### Set problem
Every entry must be repeated exactly. Exclude all pictures.

(Data excerpts)
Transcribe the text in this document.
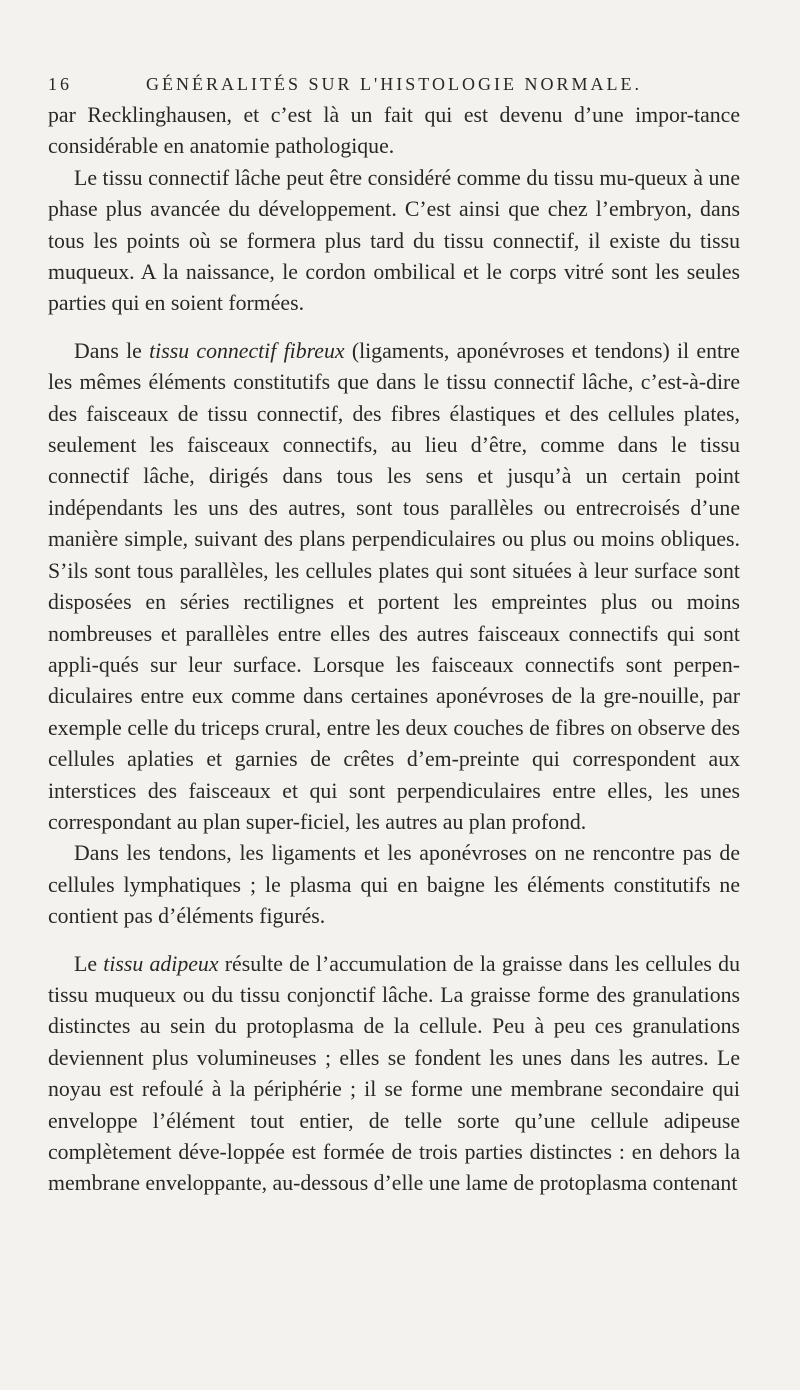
16	GÉNÉRALITÉS SUR L'HISTOLOGIE NORMALE.

par Recklinghausen, et c’est là un fait qui est devenu d’une impor-tance considérable en anatomie pathologique.

Le tissu connectif lâche peut être considéré comme du tissu mu-queux à une phase plus avancée du développement. C’est ainsi que chez l’embryon, dans tous les points où se formera plus tard du tissu connectif, il existe du tissu muqueux. A la naissance, le cordon ombilical et le corps vitré sont les seules parties qui en soient formées.

Dans le tissu connectif fibreux (ligaments, aponévroses et tendons) il entre les mêmes éléments constitutifs que dans le tissu connectif lâche, c’est-à-dire des faisceaux de tissu connectif, des fibres élastiques et des cellules plates, seulement les faisceaux connectifs, au lieu d’être, comme dans le tissu connectif lâche, dirigés dans tous les sens et jusqu’à un certain point indépendants les uns des autres, sont tous parallèles ou entrecroisés d’une manière simple, suivant des plans perpendiculaires ou plus ou moins obliques. S’ils sont tous parallèles, les cellules plates qui sont situées à leur surface sont disposées en séries rectilignes et portent les empreintes plus ou moins nombreuses et parallèles entre elles des autres faisceaux connectifs qui sont appli-qués sur leur surface. Lorsque les faisceaux connectifs sont perpen-diculaires entre eux comme dans certaines aponévroses de la gre-nouille, par exemple celle du triceps crural, entre les deux couches de fibres on observe des cellules aplaties et garnies de crêtes d’em-preinte qui correspondent aux interstices des faisceaux et qui sont perpendiculaires entre elles, les unes correspondant au plan super-ficiel, les autres au plan profond.

Dans les tendons, les ligaments et les aponévroses on ne rencontre pas de cellules lymphatiques ; le plasma qui en baigne les éléments constitutifs ne contient pas d’éléments figurés.

Le tissu adipeux résulte de l’accumulation de la graisse dans les cellules du tissu muqueux ou du tissu conjonctif lâche. La graisse forme des granulations distinctes au sein du protoplasma de la cellule. Peu à peu ces granulations deviennent plus volumineuses ; elles se fondent les unes dans les autres. Le noyau est refoulé à la périphérie ; il se forme une membrane secondaire qui enveloppe l’élément tout entier, de telle sorte qu’une cellule adipeuse complètement déve-loppée est formée de trois parties distinctes : en dehors la membrane enveloppante, au-dessous d’elle une lame de protoplasma contenant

### Exercise output
Transcribe the text in this document.
16	GÉNÉRALITÉS SUR L'HISTOLOGIE NORMALE.

par Recklinghausen, et c’est là un fait qui est devenu d’une impor-tance considérable en anatomie pathologique.

Le tissu connectif lâche peut être considéré comme du tissu mu-queux à une phase plus avancée du développement. C’est ainsi que chez l’embryon, dans tous les points où se formera plus tard du tissu connectif, il existe du tissu muqueux. A la naissance, le cordon ombilical et le corps vitré sont les seules parties qui en soient formées.

Dans le tissu connectif fibreux (ligaments, aponévroses et tendons) il entre les mêmes éléments constitutifs que dans le tissu connectif lâche, c’est-à-dire des faisceaux de tissu connectif, des fibres élastiques et des cellules plates, seulement les faisceaux connectifs, au lieu d’être, comme dans le tissu connectif lâche, dirigés dans tous les sens et jusqu’à un certain point indépendants les uns des autres, sont tous parallèles ou entrecroisés d’une manière simple, suivant des plans perpendiculaires ou plus ou moins obliques. S’ils sont tous parallèles, les cellules plates qui sont situées à leur surface sont disposées en séries rectilignes et portent les empreintes plus ou moins nombreuses et parallèles entre elles des autres faisceaux connectifs qui sont appli-qués sur leur surface. Lorsque les faisceaux connectifs sont perpen-diculaires entre eux comme dans certaines aponévroses de la gre-nouille, par exemple celle du triceps crural, entre les deux couches de fibres on observe des cellules aplaties et garnies de crêtes d’em-preinte qui correspondent aux interstices des faisceaux et qui sont perpendiculaires entre elles, les unes correspondant au plan super-ficiel, les autres au plan profond.

Dans les tendons, les ligaments et les aponévroses on ne rencontre pas de cellules lymphatiques ; le plasma qui en baigne les éléments constitutifs ne contient pas d’éléments figurés.

Le tissu adipeux résulte de l’accumulation de la graisse dans les cellules du tissu muqueux ou du tissu conjonctif lâche. La graisse forme des granulations distinctes au sein du protoplasma de la cellule. Peu à peu ces granulations deviennent plus volumineuses ; elles se fondent les unes dans les autres. Le noyau est refoulé à la périphérie ; il se forme une membrane secondaire qui enveloppe l’élément tout entier, de telle sorte qu’une cellule adipeuse complètement déve-loppée est formée de trois parties distinctes : en dehors la membrane enveloppante, au-dessous d’elle une lame de protoplasma contenant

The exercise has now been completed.